Pull out every line below holding the word "Василевского".

» RAW RECORDS:
########################################
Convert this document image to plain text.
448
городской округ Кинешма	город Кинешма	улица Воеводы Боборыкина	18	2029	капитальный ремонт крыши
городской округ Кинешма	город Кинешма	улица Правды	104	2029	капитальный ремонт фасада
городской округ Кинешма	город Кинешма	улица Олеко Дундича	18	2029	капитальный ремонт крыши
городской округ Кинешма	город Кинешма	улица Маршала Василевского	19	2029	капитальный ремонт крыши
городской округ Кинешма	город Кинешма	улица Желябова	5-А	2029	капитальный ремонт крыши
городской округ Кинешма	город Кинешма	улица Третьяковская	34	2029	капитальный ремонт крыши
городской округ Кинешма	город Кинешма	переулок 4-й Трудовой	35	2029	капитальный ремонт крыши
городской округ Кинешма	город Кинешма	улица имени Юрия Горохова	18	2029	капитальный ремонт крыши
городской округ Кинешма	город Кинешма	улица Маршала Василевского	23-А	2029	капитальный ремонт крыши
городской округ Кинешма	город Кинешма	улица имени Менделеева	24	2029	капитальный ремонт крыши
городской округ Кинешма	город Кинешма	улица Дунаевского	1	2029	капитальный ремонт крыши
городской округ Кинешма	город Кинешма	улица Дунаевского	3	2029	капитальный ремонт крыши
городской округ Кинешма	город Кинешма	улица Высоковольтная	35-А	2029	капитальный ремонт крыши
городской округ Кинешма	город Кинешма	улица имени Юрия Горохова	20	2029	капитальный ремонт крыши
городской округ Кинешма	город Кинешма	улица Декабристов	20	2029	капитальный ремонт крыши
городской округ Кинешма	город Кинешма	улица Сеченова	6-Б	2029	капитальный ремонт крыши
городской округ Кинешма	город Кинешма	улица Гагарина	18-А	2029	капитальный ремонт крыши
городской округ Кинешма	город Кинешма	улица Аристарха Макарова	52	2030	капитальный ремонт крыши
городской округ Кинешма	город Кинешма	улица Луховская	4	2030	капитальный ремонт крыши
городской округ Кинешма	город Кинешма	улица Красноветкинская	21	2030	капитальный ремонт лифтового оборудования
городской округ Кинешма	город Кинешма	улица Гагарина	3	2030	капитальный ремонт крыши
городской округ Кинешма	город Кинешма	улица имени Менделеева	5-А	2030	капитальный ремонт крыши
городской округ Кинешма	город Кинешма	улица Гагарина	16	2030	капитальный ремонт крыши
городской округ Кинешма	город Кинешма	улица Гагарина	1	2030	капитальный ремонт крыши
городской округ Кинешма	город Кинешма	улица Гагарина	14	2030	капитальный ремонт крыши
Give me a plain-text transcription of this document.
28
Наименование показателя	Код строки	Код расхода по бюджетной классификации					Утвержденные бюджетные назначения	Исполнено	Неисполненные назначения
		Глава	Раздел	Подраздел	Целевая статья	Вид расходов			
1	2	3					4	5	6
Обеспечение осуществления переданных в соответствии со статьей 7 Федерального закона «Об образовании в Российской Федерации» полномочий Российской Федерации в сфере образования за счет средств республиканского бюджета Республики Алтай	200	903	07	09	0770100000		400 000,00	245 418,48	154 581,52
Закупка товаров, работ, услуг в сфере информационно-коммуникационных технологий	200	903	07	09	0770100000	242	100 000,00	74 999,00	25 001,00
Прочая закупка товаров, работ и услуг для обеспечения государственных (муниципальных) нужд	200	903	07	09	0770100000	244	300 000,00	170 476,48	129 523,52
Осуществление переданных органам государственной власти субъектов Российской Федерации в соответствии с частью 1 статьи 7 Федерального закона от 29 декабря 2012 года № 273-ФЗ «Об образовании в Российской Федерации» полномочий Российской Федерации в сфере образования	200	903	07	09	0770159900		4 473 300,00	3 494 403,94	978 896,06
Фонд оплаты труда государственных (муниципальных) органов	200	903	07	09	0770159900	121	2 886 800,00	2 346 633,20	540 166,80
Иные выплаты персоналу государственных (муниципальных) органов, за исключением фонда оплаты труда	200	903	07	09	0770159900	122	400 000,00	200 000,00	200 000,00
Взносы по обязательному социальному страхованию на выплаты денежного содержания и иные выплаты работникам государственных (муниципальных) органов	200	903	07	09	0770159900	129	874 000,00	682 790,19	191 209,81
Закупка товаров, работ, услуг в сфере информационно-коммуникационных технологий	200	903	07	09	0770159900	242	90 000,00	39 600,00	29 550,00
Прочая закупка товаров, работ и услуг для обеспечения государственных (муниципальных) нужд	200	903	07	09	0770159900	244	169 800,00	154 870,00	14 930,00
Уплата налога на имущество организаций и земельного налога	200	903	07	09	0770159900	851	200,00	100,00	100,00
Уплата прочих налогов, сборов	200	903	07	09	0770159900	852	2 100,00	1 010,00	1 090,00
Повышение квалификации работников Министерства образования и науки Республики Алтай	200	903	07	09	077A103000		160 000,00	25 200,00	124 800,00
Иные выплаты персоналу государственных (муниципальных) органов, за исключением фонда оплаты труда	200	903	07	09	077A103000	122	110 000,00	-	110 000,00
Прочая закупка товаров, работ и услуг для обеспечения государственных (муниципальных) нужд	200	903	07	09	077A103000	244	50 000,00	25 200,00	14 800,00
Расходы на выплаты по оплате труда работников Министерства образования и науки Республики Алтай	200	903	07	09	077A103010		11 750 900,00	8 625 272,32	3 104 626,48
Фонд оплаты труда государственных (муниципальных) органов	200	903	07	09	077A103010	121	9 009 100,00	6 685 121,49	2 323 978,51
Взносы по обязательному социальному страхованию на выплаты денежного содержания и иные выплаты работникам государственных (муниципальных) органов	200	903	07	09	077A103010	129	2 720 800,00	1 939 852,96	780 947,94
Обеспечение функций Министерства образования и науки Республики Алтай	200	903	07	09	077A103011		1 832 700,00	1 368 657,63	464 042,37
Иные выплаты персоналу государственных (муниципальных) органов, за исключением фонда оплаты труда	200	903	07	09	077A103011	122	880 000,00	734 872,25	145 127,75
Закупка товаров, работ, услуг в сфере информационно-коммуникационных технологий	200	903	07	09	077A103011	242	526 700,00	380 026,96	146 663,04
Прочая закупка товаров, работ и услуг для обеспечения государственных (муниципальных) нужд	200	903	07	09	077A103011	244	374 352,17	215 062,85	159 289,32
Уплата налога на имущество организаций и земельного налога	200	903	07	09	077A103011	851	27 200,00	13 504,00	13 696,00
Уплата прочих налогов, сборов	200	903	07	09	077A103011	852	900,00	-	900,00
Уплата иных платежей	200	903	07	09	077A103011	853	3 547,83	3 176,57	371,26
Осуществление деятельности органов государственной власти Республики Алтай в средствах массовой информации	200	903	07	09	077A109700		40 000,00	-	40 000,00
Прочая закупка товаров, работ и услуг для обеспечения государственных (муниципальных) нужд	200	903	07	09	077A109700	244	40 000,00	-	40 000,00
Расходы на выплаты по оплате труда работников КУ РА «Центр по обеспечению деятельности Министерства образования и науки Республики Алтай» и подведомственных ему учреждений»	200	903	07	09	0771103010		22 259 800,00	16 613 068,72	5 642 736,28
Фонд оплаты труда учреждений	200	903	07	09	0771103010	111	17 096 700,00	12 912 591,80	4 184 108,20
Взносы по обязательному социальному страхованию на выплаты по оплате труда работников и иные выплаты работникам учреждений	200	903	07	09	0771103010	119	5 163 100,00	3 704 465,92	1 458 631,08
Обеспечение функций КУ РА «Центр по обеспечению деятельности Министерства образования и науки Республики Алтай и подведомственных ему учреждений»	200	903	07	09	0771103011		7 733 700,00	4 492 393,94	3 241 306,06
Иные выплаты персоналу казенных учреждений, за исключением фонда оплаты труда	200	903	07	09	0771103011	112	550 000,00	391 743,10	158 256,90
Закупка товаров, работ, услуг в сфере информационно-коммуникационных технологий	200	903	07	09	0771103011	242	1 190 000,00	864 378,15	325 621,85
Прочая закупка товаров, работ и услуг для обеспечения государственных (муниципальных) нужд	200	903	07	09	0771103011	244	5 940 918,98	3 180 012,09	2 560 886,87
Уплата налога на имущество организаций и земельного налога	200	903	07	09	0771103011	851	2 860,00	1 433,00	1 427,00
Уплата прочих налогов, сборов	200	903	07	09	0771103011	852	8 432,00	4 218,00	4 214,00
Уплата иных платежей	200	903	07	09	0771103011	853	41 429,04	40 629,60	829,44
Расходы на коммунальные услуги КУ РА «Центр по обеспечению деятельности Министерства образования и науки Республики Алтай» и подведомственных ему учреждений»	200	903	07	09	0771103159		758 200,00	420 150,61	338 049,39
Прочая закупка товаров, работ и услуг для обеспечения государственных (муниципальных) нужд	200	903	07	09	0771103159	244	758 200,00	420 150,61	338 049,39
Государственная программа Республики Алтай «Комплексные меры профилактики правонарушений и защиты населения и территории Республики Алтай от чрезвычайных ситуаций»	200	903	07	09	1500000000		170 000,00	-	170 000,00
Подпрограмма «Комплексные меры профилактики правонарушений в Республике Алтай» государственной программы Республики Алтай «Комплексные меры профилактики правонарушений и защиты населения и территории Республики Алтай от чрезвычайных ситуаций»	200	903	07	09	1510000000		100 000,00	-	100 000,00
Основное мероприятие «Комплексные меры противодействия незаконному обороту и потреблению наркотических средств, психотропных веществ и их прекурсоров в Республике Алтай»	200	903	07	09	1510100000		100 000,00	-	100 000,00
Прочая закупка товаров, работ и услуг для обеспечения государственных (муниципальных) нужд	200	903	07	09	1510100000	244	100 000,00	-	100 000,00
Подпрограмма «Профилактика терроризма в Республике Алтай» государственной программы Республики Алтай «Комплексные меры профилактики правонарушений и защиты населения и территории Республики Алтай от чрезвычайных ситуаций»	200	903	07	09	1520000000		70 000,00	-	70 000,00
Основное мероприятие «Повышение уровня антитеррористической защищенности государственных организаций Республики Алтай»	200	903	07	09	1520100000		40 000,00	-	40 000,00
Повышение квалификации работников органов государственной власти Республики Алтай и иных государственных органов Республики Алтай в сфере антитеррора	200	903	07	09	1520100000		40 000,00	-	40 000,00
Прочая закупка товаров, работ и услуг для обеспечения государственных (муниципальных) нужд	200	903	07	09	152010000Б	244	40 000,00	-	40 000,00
########################################
» RESULT OF THE EXERCISE:
городской округ Кинешма	город Кинешма	улица Маршала Василевского	19	2029	капитальный ремонт крыши
городской округ Кинешма	город Кинешма	улица Маршала Василевского	23-А	2029	капитальный ремонт крыши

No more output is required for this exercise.